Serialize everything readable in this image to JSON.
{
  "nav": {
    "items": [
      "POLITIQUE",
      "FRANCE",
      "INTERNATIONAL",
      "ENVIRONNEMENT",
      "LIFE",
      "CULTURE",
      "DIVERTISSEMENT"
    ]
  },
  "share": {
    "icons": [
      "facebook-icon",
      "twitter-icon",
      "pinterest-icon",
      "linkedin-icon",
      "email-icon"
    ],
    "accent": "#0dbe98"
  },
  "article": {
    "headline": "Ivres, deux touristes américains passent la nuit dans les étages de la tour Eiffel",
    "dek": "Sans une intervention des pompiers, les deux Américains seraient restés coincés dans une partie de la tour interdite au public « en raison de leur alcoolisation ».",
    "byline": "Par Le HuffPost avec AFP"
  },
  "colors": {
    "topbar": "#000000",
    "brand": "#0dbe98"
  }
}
...
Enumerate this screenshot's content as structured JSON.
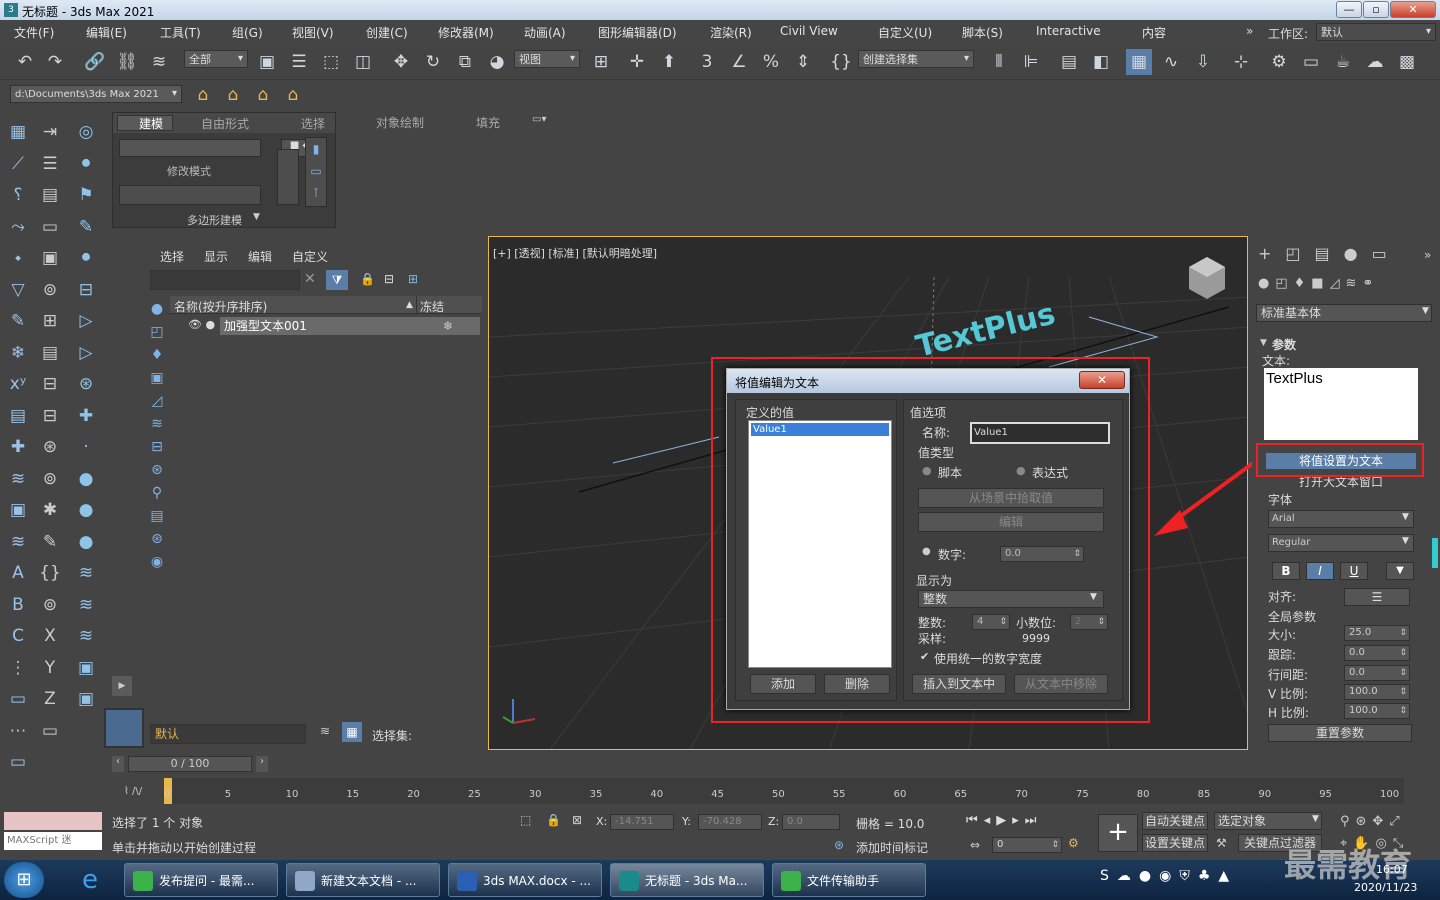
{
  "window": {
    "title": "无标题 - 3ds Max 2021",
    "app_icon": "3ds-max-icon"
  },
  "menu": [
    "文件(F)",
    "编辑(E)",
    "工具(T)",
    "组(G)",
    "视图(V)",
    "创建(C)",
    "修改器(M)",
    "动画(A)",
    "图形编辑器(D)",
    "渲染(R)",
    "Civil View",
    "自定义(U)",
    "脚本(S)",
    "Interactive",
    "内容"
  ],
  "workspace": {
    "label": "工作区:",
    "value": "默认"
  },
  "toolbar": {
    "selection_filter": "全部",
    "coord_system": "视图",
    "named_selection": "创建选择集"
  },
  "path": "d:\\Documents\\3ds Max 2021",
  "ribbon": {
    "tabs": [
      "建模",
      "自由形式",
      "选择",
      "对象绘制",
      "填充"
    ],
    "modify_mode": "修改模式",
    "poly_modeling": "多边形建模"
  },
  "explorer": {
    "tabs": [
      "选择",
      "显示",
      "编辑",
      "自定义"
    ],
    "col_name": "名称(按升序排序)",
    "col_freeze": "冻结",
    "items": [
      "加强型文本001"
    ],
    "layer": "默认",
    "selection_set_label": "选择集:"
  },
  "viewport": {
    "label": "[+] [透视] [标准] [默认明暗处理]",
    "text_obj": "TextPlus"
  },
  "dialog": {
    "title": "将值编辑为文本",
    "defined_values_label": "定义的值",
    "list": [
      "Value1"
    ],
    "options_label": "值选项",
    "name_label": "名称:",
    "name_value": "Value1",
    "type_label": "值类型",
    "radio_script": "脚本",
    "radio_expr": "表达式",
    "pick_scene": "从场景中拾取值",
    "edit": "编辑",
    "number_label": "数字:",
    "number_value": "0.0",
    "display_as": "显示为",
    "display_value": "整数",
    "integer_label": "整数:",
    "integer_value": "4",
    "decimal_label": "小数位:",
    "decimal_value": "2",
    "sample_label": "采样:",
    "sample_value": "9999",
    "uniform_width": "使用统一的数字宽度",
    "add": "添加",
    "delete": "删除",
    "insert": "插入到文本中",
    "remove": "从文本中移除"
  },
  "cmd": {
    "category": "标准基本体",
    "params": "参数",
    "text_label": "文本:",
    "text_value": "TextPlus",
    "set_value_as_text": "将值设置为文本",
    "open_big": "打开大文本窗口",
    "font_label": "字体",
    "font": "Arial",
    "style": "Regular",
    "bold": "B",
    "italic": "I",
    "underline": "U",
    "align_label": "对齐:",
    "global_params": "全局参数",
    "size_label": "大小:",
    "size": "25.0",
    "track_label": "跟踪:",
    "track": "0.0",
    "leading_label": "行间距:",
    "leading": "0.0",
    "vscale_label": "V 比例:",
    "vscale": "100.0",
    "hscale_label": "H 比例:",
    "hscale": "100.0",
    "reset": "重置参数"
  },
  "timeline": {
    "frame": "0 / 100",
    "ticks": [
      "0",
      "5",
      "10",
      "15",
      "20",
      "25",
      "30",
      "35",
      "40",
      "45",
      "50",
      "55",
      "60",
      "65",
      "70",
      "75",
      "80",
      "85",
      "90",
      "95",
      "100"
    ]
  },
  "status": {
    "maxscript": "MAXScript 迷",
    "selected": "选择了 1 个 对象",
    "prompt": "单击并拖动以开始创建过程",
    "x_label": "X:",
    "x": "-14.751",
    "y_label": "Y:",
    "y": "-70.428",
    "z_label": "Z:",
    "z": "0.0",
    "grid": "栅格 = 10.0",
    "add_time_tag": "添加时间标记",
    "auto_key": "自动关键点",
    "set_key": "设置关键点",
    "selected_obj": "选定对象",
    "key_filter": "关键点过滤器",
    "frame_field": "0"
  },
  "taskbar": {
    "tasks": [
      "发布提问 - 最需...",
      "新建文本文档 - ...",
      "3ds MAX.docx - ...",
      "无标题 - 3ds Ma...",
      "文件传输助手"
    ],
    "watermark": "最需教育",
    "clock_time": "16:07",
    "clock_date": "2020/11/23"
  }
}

WHAT IS EXPECTED :: Search the listing for the word "TextPlus" and return each line that holds it.

ANSWER TO THIS PROBLEM ::
    "text_obj": "TextPlus"
    "text_value": "TextPlus",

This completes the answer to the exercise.